═══ DATA FOR THE TASK

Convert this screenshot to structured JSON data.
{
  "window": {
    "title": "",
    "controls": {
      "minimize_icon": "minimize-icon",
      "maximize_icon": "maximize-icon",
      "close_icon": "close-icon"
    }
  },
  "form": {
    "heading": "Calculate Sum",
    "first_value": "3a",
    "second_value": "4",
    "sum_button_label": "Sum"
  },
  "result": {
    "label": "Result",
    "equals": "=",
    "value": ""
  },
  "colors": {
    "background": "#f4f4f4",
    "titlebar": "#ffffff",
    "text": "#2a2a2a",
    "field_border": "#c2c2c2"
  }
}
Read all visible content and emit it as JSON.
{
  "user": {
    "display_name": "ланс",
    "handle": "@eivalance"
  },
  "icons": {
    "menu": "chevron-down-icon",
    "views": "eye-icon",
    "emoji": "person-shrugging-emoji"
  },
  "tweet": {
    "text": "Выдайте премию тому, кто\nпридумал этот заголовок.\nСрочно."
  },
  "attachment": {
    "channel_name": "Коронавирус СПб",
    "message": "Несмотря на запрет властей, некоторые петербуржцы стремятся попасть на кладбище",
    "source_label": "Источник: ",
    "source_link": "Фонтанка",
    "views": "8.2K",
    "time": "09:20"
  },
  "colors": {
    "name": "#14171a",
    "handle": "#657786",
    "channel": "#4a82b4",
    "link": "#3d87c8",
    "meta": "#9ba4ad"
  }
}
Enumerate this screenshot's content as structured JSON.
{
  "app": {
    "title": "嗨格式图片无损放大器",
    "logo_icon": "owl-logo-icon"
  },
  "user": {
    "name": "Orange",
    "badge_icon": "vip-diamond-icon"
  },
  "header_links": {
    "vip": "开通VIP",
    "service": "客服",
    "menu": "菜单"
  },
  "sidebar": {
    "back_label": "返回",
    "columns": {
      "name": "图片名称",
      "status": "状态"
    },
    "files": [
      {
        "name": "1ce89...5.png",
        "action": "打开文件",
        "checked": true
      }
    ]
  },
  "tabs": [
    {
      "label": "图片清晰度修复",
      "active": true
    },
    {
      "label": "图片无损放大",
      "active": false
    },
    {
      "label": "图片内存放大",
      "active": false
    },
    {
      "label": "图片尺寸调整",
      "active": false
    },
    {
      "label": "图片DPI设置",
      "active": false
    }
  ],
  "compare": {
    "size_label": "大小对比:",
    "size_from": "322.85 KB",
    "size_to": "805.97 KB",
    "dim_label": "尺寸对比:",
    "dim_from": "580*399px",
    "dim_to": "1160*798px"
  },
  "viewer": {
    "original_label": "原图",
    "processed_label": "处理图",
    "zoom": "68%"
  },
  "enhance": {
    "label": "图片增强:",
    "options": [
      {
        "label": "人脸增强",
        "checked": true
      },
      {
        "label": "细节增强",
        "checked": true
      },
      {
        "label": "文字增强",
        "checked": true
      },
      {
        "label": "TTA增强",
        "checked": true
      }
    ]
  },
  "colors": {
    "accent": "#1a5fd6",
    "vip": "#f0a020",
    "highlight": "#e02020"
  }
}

══════

EXERCISE OBJECTIVE:
Print exactly the lines from the one with "Enumerate this screenshot's" through the end of the data, inclusive.

RESPONSE:
Enumerate this screenshot's content as structured JSON.
{
  "app": {
    "title": "嗨格式图片无损放大器",
    "logo_icon": "owl-logo-icon"
  },
  "user": {
    "name": "Orange",
    "badge_icon": "vip-diamond-icon"
  },
  "header_links": {
    "vip": "开通VIP",
    "service": "客服",
    "menu": "菜单"
  },
  "sidebar": {
    "back_label": "返回",
    "columns": {
      "name": "图片名称",
      "status": "状态"
    },
    "files": [
      {
        "name": "1ce89...5.png",
        "action": "打开文件",
        "checked": true
      }
    ]
  },
  "tabs": [
    {
      "label": "图片清晰度修复",
      "active": true
    },
    {
      "label": "图片无损放大",
      "active": false
    },
    {
      "label": "图片内存放大",
      "active": false
    },
    {
      "label": "图片尺寸调整",
      "active": false
    },
    {
      "label": "图片DPI设置",
      "active": false
    }
  ],
  "compare": {
    "size_label": "大小对比:",
    "size_from": "322.85 KB",
    "size_to": "805.97 KB",
    "dim_label": "尺寸对比:",
    "dim_from": "580*399px",
    "dim_to": "1160*798px"
  },
  "viewer": {
    "original_label": "原图",
    "processed_label": "处理图",
    "zoom": "68%"
  },
  "enhance": {
    "label": "图片增强:",
    "options": [
      {
        "label": "人脸增强",
        "checked": true
      },
      {
        "label": "细节增强",
        "checked": true
      },
      {
        "label": "文字增强",
        "checked": true
      },
      {
        "label": "TTA增强",
        "checked": true
      }
    ]
  },
  "colors": {
    "accent": "#1a5fd6",
    "vip": "#f0a020",
    "highlight": "#e02020"
  }
}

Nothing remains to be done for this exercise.